### WRITTEN REQUEST
Return all of the entries below line for line, without alteration, but leave the pictures out.

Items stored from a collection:
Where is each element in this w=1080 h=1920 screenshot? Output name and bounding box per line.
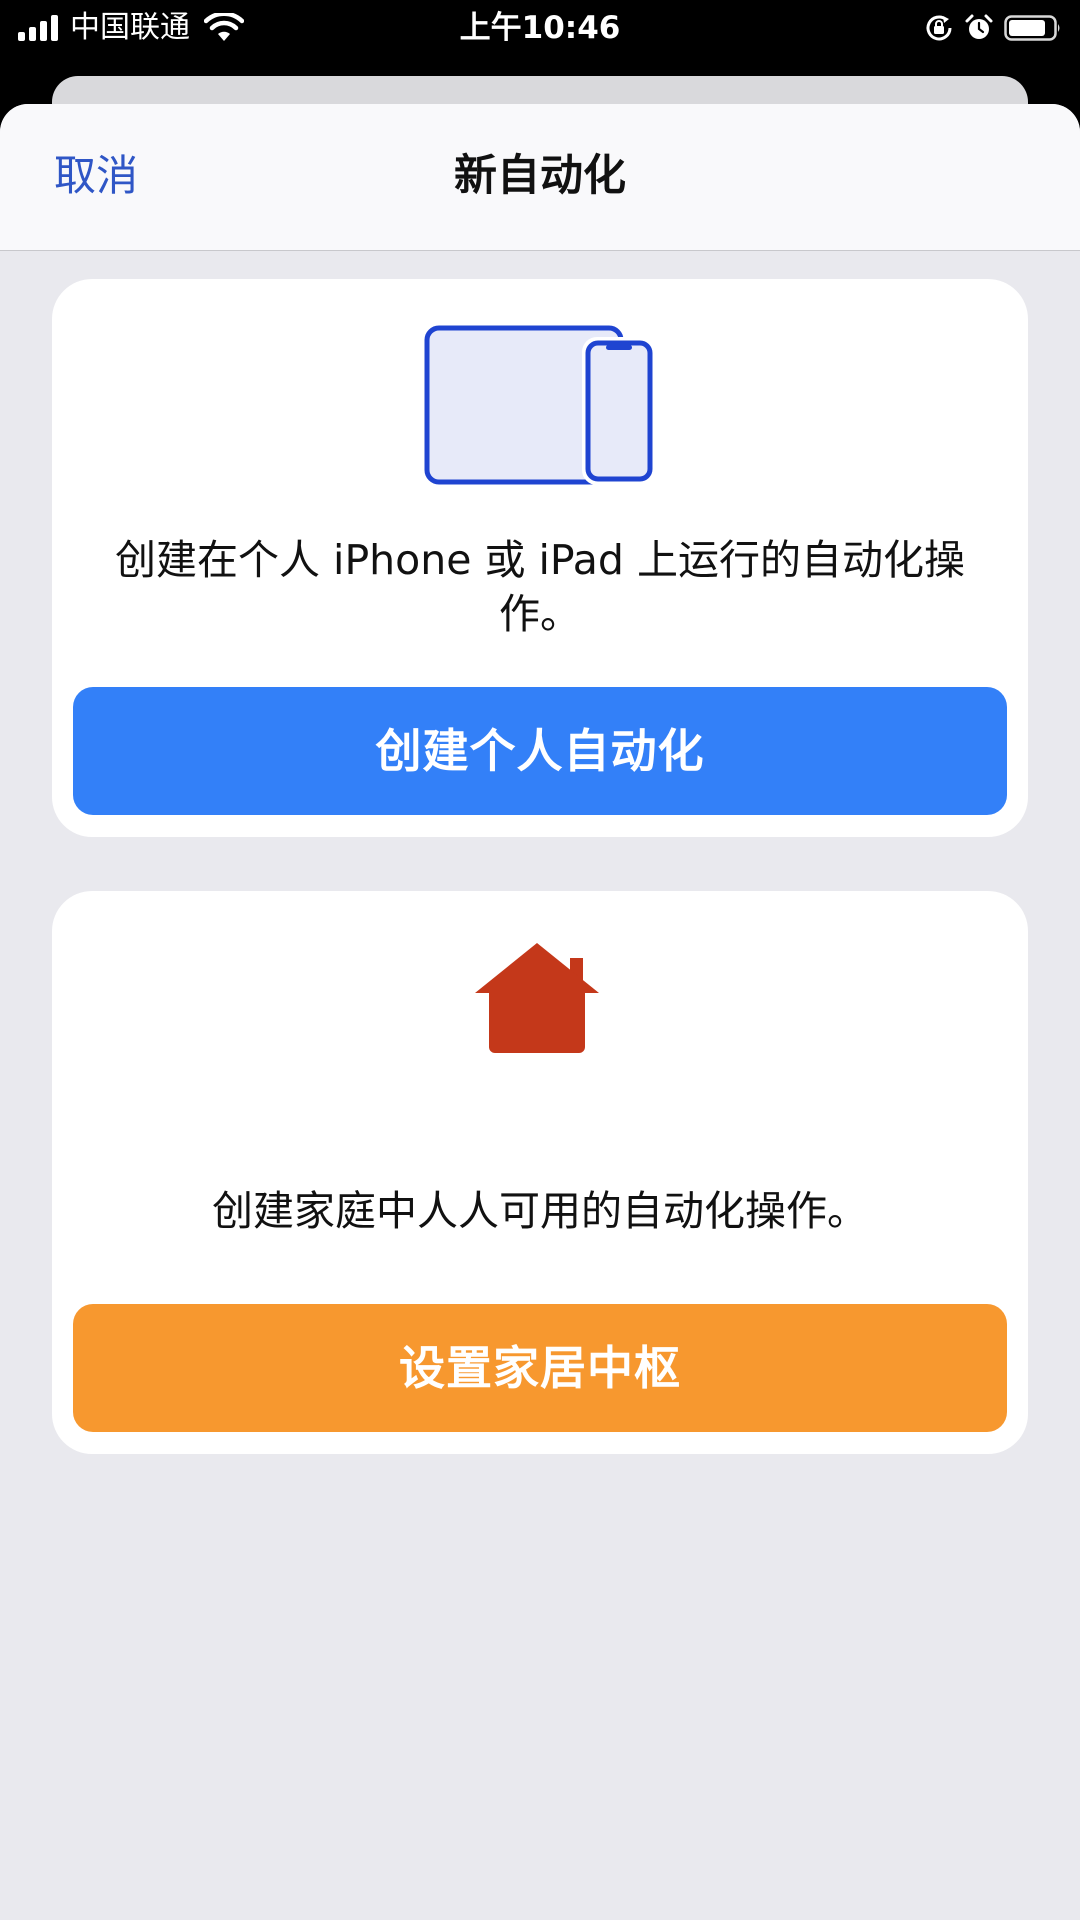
page-title: 新自动化 (454, 151, 626, 201)
home-icon (475, 943, 599, 1053)
home-automation-card: 创建家庭中人人可用的自动化操作。 设置家居中枢 (52, 891, 1028, 1454)
ipad-iphone-icon (424, 325, 656, 485)
battery-icon (1004, 15, 1060, 41)
status-time: 上午10:46 (459, 10, 621, 46)
create-personal-automation-button[interactable]: 创建个人自动化 (73, 687, 1007, 815)
status-right (924, 10, 1062, 46)
setup-home-hub-button[interactable]: 设置家居中枢 (73, 1304, 1007, 1432)
cancel-button[interactable]: 取消 (54, 146, 138, 206)
new-automation-sheet: 取消 新自动化 创建在个人 iPhone 或 iPad 上运行的自动化操作。 创… (0, 104, 1080, 1920)
home-automation-description: 创建家庭中人人可用的自动化操作。 (212, 1187, 868, 1235)
personal-automation-card: 创建在个人 iPhone 或 iPad 上运行的自动化操作。 创建个人自动化 (52, 279, 1028, 837)
nav-bar: 取消 新自动化 (0, 104, 1080, 251)
alarm-icon (965, 14, 993, 39)
status-bar: 中国联通 上午10:46 (0, 0, 1080, 60)
orientation-lock-icon (926, 15, 952, 41)
personal-automation-description: 创建在个人 iPhone 或 iPad 上运行的自动化操作。 (115, 536, 965, 638)
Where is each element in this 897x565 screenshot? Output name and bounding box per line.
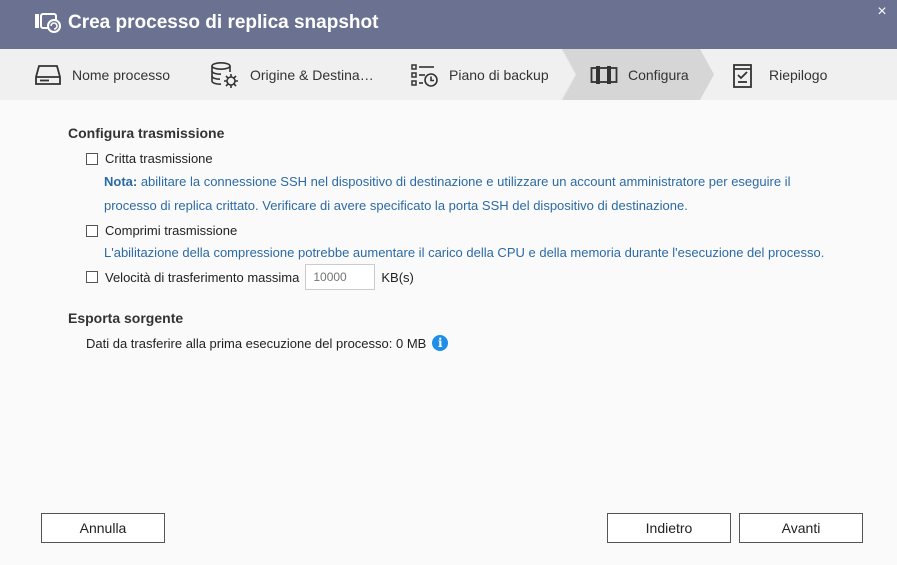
step-label: Riepilogo: [769, 66, 828, 83]
max-speed-checkbox[interactable]: [86, 271, 98, 283]
wizard-content: Configura trasmissione Critta trasmissio…: [0, 100, 897, 565]
max-speed-label: Velocità di trasferimento massima: [105, 269, 300, 285]
step-origine-destinazione[interactable]: Origine & Destina…: [210, 49, 374, 100]
settings-panel-icon: [590, 65, 618, 84]
max-speed-unit: KB(s): [381, 269, 414, 285]
step-label: Configura: [628, 66, 689, 83]
encrypt-transmission-row: Critta trasmissione: [86, 151, 213, 166]
section-title-transmission: Configura trasmissione: [68, 125, 225, 141]
section-title-export-source: Esporta sorgente: [68, 310, 184, 326]
database-gear-icon: [211, 61, 238, 88]
title-bar: Crea processo di replica snapshot ×: [0, 0, 897, 49]
step-piano-di-backup[interactable]: Piano di backup: [410, 49, 549, 100]
drive-icon: [35, 64, 61, 85]
clipboard-check-icon: [733, 63, 752, 88]
step-label: Piano di backup: [449, 66, 549, 83]
wizard-steps: Nome processo Origine & Destina… Piano d…: [0, 49, 897, 100]
compress-transmission-row: Comprimi trasmissione: [86, 223, 237, 238]
window-title: Crea processo di replica snapshot: [68, 12, 379, 33]
snapshot-replica-icon: [35, 13, 61, 33]
step-label: Nome processo: [72, 66, 171, 83]
info-icon[interactable]: i: [432, 335, 449, 351]
encrypt-note: Nota: abilitare la connessione SSH nel d…: [104, 170, 790, 218]
close-icon[interactable]: ×: [874, 3, 890, 21]
encrypt-transmission-label: Critta trasmissione: [105, 151, 213, 166]
encrypt-note-line2: processo di replica crittato. Verificare…: [104, 198, 688, 213]
export-data-row: Dati da trasferire alla prima esecuzione…: [86, 335, 449, 351]
cancel-button[interactable]: Annulla: [41, 513, 165, 543]
step-label: Origine & Destina…: [250, 66, 374, 83]
step-configura[interactable]: Configura: [590, 49, 689, 100]
max-speed-input[interactable]: [305, 264, 376, 290]
compress-transmission-checkbox[interactable]: [86, 224, 98, 237]
next-button[interactable]: Avanti: [739, 513, 863, 543]
encrypt-note-prefix: Nota:: [104, 174, 138, 189]
step-riepilogo[interactable]: Riepilogo: [730, 49, 827, 100]
back-button[interactable]: Indietro: [607, 513, 731, 543]
compress-note: L'abilitazione della compressione potreb…: [104, 245, 825, 260]
max-speed-row: Velocità di trasferimento massima KB(s): [86, 264, 414, 290]
export-data-text: Dati da trasferire alla prima esecuzione…: [86, 335, 427, 351]
step-nome-processo[interactable]: Nome processo: [34, 49, 170, 100]
encrypt-note-line1: abilitare la connessione SSH nel disposi…: [137, 174, 791, 189]
schedule-list-icon: [411, 63, 438, 87]
encrypt-transmission-checkbox[interactable]: [86, 152, 98, 165]
compress-transmission-label: Comprimi trasmissione: [105, 223, 238, 238]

### EXERCISE SOLUTION
Where is each element in this w=1080 h=1920 screenshot? Output name and bounding box per line.
page-title: 新自动化 (454, 151, 626, 201)
home-icon (475, 943, 599, 1053)
home-automation-card: 创建家庭中人人可用的自动化操作。 设置家居中枢 (52, 891, 1028, 1454)
ipad-iphone-icon (424, 325, 656, 485)
battery-icon (1004, 15, 1060, 41)
status-time: 上午10:46 (459, 10, 621, 46)
create-personal-automation-button[interactable]: 创建个人自动化 (73, 687, 1007, 815)
status-right (924, 10, 1062, 46)
setup-home-hub-button[interactable]: 设置家居中枢 (73, 1304, 1007, 1432)
cancel-button[interactable]: 取消 (54, 146, 138, 206)
new-automation-sheet: 取消 新自动化 创建在个人 iPhone 或 iPad 上运行的自动化操作。 创… (0, 104, 1080, 1920)
home-automation-description: 创建家庭中人人可用的自动化操作。 (212, 1187, 868, 1235)
personal-automation-card: 创建在个人 iPhone 或 iPad 上运行的自动化操作。 创建个人自动化 (52, 279, 1028, 837)
nav-bar: 取消 新自动化 (0, 104, 1080, 251)
alarm-icon (965, 14, 993, 39)
status-bar: 中国联通 上午10:46 (0, 0, 1080, 60)
orientation-lock-icon (926, 15, 952, 41)
personal-automation-description: 创建在个人 iPhone 或 iPad 上运行的自动化操作。 (115, 536, 965, 638)
Where is each element in this 897x565 screenshot? Output name and bounding box per line.
step-label: Riepilogo: [769, 66, 828, 83]
max-speed-checkbox[interactable]: [86, 271, 98, 283]
wizard-content: Configura trasmissione Critta trasmissio…: [0, 100, 897, 565]
max-speed-label: Velocità di trasferimento massima: [105, 269, 300, 285]
step-origine-destinazione[interactable]: Origine & Destina…: [210, 49, 374, 100]
settings-panel-icon: [590, 65, 618, 84]
max-speed-unit: KB(s): [381, 269, 414, 285]
step-label: Configura: [628, 66, 689, 83]
encrypt-transmission-row: Critta trasmissione: [86, 151, 213, 166]
section-title-transmission: Configura trasmissione: [68, 125, 225, 141]
section-title-export-source: Esporta sorgente: [68, 310, 184, 326]
database-gear-icon: [211, 61, 238, 88]
title-bar: Crea processo di replica snapshot ×: [0, 0, 897, 49]
step-piano-di-backup[interactable]: Piano di backup: [410, 49, 549, 100]
drive-icon: [35, 64, 61, 85]
clipboard-check-icon: [733, 63, 752, 88]
step-label: Piano di backup: [449, 66, 549, 83]
wizard-steps: Nome processo Origine & Destina… Piano d…: [0, 49, 897, 100]
compress-transmission-row: Comprimi trasmissione: [86, 223, 237, 238]
window-title: Crea processo di replica snapshot: [68, 12, 379, 33]
snapshot-replica-icon: [35, 13, 61, 33]
step-label: Nome processo: [72, 66, 171, 83]
info-icon[interactable]: i: [432, 335, 449, 351]
encrypt-note: Nota: abilitare la connessione SSH nel d…: [104, 170, 790, 218]
close-icon[interactable]: ×: [874, 3, 890, 21]
encrypt-transmission-label: Critta trasmissione: [105, 151, 213, 166]
encrypt-note-line2: processo di replica crittato. Verificare…: [104, 198, 688, 213]
export-data-row: Dati da trasferire alla prima esecuzione…: [86, 335, 449, 351]
cancel-button[interactable]: Annulla: [41, 513, 165, 543]
step-label: Origine & Destina…: [250, 66, 374, 83]
step-configura[interactable]: Configura: [590, 49, 689, 100]
max-speed-input[interactable]: [305, 264, 376, 290]
compress-transmission-checkbox[interactable]: [86, 224, 98, 237]
next-button[interactable]: Avanti: [739, 513, 863, 543]
encrypt-note-prefix: Nota:: [104, 174, 138, 189]
step-riepilogo[interactable]: Riepilogo: [730, 49, 827, 100]
back-button[interactable]: Indietro: [607, 513, 731, 543]
compress-note: L'abilitazione della compressione potreb…: [104, 245, 825, 260]
max-speed-row: Velocità di trasferimento massima KB(s): [86, 264, 414, 290]
export-data-text: Dati da trasferire alla prima esecuzione…: [86, 335, 427, 351]
step-nome-processo[interactable]: Nome processo: [34, 49, 170, 100]
encrypt-note-line1: abilitare la connessione SSH nel disposi…: [137, 174, 791, 189]
schedule-list-icon: [411, 63, 438, 87]
encrypt-transmission-checkbox[interactable]: [86, 152, 98, 165]
compress-transmission-label: Comprimi trasmissione: [105, 223, 238, 238]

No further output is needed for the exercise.